- Task to complete
State how many lines contain the string "メッセージに関する情報", and write nothing else.

- Dataset content
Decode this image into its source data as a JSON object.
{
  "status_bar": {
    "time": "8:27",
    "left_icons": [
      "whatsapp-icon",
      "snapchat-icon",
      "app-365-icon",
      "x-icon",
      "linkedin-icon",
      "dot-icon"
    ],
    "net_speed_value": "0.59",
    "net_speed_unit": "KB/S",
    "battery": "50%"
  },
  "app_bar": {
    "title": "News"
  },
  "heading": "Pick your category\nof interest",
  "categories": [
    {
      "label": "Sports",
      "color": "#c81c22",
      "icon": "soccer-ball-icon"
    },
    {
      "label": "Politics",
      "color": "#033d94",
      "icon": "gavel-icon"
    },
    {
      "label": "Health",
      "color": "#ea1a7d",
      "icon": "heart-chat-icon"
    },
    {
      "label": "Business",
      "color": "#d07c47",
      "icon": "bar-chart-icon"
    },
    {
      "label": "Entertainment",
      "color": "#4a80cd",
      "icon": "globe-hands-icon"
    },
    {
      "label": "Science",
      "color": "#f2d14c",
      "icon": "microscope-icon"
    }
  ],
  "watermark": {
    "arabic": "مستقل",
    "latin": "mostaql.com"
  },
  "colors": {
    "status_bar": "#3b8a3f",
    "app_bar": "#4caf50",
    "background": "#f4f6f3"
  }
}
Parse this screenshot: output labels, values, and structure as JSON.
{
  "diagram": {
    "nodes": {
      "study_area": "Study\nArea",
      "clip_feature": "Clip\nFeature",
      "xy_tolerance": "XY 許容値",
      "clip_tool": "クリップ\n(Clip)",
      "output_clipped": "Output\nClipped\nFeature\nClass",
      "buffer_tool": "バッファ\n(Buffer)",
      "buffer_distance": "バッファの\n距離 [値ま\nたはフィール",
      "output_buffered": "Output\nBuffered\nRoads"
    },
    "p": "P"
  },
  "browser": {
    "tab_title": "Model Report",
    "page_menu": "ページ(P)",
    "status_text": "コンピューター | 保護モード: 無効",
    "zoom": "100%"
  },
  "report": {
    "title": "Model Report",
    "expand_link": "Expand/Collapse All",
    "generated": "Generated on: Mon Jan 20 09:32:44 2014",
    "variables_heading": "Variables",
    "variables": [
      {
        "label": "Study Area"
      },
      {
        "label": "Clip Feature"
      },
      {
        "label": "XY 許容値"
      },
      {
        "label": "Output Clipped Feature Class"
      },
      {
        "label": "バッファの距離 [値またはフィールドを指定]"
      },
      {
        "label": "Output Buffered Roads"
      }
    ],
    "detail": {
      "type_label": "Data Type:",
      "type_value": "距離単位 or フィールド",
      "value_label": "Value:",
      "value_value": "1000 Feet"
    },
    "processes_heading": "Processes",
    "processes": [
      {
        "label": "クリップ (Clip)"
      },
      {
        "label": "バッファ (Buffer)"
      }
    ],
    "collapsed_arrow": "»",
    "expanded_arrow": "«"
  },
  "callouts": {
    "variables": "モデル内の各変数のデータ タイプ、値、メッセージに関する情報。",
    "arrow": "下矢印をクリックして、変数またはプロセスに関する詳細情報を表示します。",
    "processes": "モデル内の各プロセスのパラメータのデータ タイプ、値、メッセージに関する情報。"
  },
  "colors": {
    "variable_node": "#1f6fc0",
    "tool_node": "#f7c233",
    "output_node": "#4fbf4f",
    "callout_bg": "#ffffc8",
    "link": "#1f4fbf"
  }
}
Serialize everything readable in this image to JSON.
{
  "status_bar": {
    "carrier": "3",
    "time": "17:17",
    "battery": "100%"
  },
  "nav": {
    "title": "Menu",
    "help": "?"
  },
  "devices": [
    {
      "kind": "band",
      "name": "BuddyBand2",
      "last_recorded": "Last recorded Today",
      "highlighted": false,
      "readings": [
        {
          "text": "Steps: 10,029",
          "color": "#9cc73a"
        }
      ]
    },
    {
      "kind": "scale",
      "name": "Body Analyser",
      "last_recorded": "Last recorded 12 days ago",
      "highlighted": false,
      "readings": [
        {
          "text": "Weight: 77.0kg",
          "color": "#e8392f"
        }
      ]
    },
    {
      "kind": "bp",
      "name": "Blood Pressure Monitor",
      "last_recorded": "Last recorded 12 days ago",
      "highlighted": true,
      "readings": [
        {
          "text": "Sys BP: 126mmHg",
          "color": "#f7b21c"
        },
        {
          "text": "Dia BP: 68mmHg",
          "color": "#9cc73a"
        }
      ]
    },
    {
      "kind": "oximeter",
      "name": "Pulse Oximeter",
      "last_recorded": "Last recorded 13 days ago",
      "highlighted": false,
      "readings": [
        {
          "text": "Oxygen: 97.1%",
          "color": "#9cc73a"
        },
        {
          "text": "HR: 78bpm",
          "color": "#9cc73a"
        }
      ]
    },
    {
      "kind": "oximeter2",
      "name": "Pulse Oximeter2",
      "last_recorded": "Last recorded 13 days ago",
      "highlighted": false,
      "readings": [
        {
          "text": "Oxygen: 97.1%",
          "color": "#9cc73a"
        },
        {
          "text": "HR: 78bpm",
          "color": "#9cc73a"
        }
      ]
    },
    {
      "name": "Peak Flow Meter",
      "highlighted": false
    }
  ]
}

- Answer to this task
2